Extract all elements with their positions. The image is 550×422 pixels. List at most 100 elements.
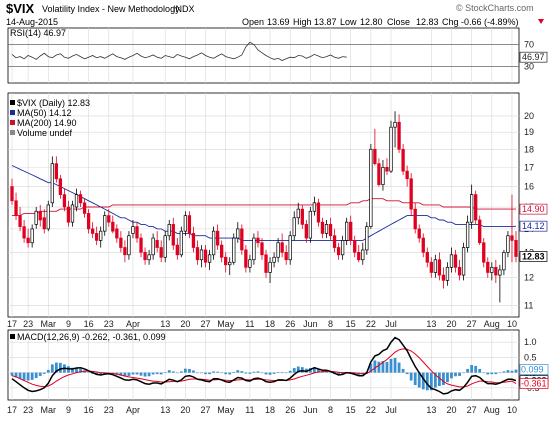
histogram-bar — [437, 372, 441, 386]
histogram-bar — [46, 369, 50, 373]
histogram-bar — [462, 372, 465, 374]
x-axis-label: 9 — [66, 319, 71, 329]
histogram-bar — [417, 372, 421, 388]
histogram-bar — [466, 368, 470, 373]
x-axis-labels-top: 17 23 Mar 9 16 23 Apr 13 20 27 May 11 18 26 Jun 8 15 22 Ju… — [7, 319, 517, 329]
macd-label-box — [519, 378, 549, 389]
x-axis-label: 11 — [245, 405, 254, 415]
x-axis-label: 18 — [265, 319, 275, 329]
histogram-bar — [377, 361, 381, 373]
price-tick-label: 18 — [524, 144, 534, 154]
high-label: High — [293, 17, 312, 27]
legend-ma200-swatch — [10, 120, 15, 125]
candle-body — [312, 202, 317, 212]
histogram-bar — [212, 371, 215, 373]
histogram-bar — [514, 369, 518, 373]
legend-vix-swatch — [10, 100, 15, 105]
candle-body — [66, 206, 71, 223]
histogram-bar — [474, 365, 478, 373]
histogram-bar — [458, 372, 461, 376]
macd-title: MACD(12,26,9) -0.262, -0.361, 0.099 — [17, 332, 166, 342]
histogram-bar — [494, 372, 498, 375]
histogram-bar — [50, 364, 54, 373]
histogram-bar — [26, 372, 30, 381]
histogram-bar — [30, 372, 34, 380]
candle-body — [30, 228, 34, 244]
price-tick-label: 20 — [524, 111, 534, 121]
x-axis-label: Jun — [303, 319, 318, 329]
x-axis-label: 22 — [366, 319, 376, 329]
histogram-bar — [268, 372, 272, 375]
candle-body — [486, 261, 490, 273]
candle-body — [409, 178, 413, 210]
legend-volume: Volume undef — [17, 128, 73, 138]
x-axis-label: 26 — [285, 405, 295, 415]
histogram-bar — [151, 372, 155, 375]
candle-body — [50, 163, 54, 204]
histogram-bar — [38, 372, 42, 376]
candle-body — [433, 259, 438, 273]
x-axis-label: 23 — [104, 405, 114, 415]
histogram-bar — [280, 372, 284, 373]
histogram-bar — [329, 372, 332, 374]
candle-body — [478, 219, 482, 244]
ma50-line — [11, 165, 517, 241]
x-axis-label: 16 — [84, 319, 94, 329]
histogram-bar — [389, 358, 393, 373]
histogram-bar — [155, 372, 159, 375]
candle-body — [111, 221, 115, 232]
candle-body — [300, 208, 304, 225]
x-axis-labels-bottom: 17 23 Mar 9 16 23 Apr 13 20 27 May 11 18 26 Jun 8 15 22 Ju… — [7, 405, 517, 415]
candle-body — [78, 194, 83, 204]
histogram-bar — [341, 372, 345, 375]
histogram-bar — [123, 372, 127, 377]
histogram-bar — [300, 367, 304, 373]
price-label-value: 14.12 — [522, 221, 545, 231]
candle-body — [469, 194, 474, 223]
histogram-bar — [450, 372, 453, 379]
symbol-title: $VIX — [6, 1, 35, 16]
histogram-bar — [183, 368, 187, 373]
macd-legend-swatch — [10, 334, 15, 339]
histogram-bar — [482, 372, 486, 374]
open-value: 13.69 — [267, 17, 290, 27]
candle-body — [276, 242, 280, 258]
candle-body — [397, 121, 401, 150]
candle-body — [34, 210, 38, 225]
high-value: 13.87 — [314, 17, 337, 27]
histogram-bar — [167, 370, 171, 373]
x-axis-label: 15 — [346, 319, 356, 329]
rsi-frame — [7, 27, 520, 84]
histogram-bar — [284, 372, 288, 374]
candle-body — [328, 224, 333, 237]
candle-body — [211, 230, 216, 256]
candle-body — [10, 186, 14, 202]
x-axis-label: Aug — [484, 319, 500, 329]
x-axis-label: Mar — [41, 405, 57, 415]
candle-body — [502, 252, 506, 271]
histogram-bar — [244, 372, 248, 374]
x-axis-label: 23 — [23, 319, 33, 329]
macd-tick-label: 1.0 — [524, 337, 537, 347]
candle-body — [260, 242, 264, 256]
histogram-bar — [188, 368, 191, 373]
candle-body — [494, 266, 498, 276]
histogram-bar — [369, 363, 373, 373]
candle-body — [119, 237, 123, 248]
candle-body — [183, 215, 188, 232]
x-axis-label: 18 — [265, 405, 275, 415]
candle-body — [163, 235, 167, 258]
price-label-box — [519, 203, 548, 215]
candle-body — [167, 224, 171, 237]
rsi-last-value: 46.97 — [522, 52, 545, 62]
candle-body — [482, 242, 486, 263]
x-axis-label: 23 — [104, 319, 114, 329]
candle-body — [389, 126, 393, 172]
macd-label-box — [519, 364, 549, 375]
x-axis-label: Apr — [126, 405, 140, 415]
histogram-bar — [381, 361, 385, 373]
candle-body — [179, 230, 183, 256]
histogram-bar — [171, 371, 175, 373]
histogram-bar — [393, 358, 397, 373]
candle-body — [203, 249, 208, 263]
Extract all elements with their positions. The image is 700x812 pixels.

-.-.-

■ THE TASK ■
Could you copy all of the records above line for line, exactly as they appear, leaving out the pictures?

■ THE RESULT ■
Extract all elements with their positions. The image is 550×422 pixels. List at most 100 elements.
histogram-bar — [437, 372, 441, 386]
histogram-bar — [46, 369, 50, 373]
histogram-bar — [462, 372, 465, 374]
x-axis-label: 9 — [66, 319, 71, 329]
histogram-bar — [417, 372, 421, 388]
histogram-bar — [466, 368, 470, 373]
x-axis-labels-top: 17 23 Mar 9 16 23 Apr 13 20 27 May 11 18 26 Jun 8 15 22 Ju… — [7, 319, 517, 329]
macd-label-box — [519, 378, 549, 389]
x-axis-label: 11 — [245, 405, 254, 415]
x-axis-label: 18 — [265, 319, 275, 329]
histogram-bar — [377, 361, 381, 373]
price-tick-label: 18 — [524, 144, 534, 154]
high-label: High — [293, 17, 312, 27]
legend-ma200-swatch — [10, 120, 15, 125]
candle-body — [312, 202, 317, 212]
histogram-bar — [212, 371, 215, 373]
histogram-bar — [514, 369, 518, 373]
legend-vix-swatch — [10, 100, 15, 105]
candle-body — [66, 206, 71, 223]
histogram-bar — [474, 365, 478, 373]
histogram-bar — [458, 372, 461, 376]
macd-title: MACD(12,26,9) -0.262, -0.361, 0.099 — [17, 332, 166, 342]
histogram-bar — [494, 372, 498, 375]
histogram-bar — [50, 364, 54, 373]
histogram-bar — [26, 372, 30, 381]
histogram-bar — [30, 372, 34, 380]
candle-body — [30, 228, 34, 244]
price-tick-label: 20 — [524, 111, 534, 121]
x-axis-label: Jun — [303, 319, 318, 329]
x-axis-label: 22 — [366, 319, 376, 329]
histogram-bar — [268, 372, 272, 375]
candle-body — [486, 261, 490, 273]
candle-body — [409, 178, 413, 210]
legend-volume: Volume undef — [17, 128, 73, 138]
x-axis-label: 26 — [285, 405, 295, 415]
histogram-bar — [151, 372, 155, 375]
candle-body — [50, 163, 54, 204]
histogram-bar — [38, 372, 42, 376]
candle-body — [433, 259, 438, 273]
x-axis-label: 23 — [104, 405, 114, 415]
histogram-bar — [280, 372, 284, 373]
histogram-bar — [329, 372, 332, 374]
candle-body — [478, 219, 482, 244]
ma50-line — [11, 165, 517, 241]
x-axis-label: 16 — [84, 319, 94, 329]
histogram-bar — [389, 358, 393, 373]
histogram-bar — [155, 372, 159, 375]
candle-body — [111, 221, 115, 232]
candle-body — [300, 208, 304, 225]
x-axis-labels-bottom: 17 23 Mar 9 16 23 Apr 13 20 27 May 11 18 26 Jun 8 15 22 Ju… — [7, 405, 517, 415]
candle-body — [78, 194, 83, 204]
histogram-bar — [341, 372, 345, 375]
histogram-bar — [123, 372, 127, 377]
histogram-bar — [300, 367, 304, 373]
price-label-value: 14.12 — [522, 221, 545, 231]
candle-body — [469, 194, 474, 223]
histogram-bar — [450, 372, 453, 379]
symbol-title: $VIX — [6, 1, 35, 16]
histogram-bar — [183, 368, 187, 373]
macd-legend-swatch — [10, 334, 15, 339]
histogram-bar — [482, 372, 486, 374]
open-value: 13.69 — [267, 17, 290, 27]
candle-body — [276, 242, 280, 258]
candle-body — [397, 121, 401, 150]
candle-body — [34, 210, 38, 225]
high-value: 13.87 — [314, 17, 337, 27]
histogram-bar — [167, 370, 171, 373]
x-axis-label: 15 — [346, 319, 356, 329]
rsi-frame — [7, 27, 520, 84]
histogram-bar — [284, 372, 288, 374]
candle-body — [328, 224, 333, 237]
candle-body — [211, 230, 216, 256]
candle-body — [10, 186, 14, 202]
x-axis-label: Aug — [484, 319, 500, 329]
x-axis-label: Mar — [41, 405, 57, 415]
candle-body — [502, 252, 506, 271]
histogram-bar — [244, 372, 248, 374]
x-axis-label: 23 — [23, 319, 33, 329]
macd-tick-label: 1.0 — [524, 337, 537, 347]
candle-body — [260, 242, 264, 256]
histogram-bar — [188, 368, 191, 373]
candle-body — [494, 266, 498, 276]
histogram-bar — [369, 363, 373, 373]
candle-body — [119, 237, 123, 248]
candle-body — [183, 215, 188, 232]
x-axis-label: 18 — [265, 405, 275, 415]
candle-body — [163, 235, 167, 258]
price-label-box — [519, 203, 548, 215]
candle-body — [167, 224, 171, 237]
rsi-last-value: 46.97 — [522, 52, 545, 62]
candle-body — [482, 242, 486, 263]
x-axis-label: 23 — [104, 319, 114, 329]
candle-body — [389, 126, 393, 172]
macd-label-box — [519, 364, 549, 375]
x-axis-label: Apr — [126, 405, 140, 415]
histogram-bar — [381, 361, 385, 373]
candle-body — [179, 230, 183, 256]
histogram-bar — [171, 371, 175, 373]
histogram-bar — [393, 358, 397, 373]
candle-body — [203, 249, 208, 263]
Extract all elements with their positions. The image is 700x812 pixels.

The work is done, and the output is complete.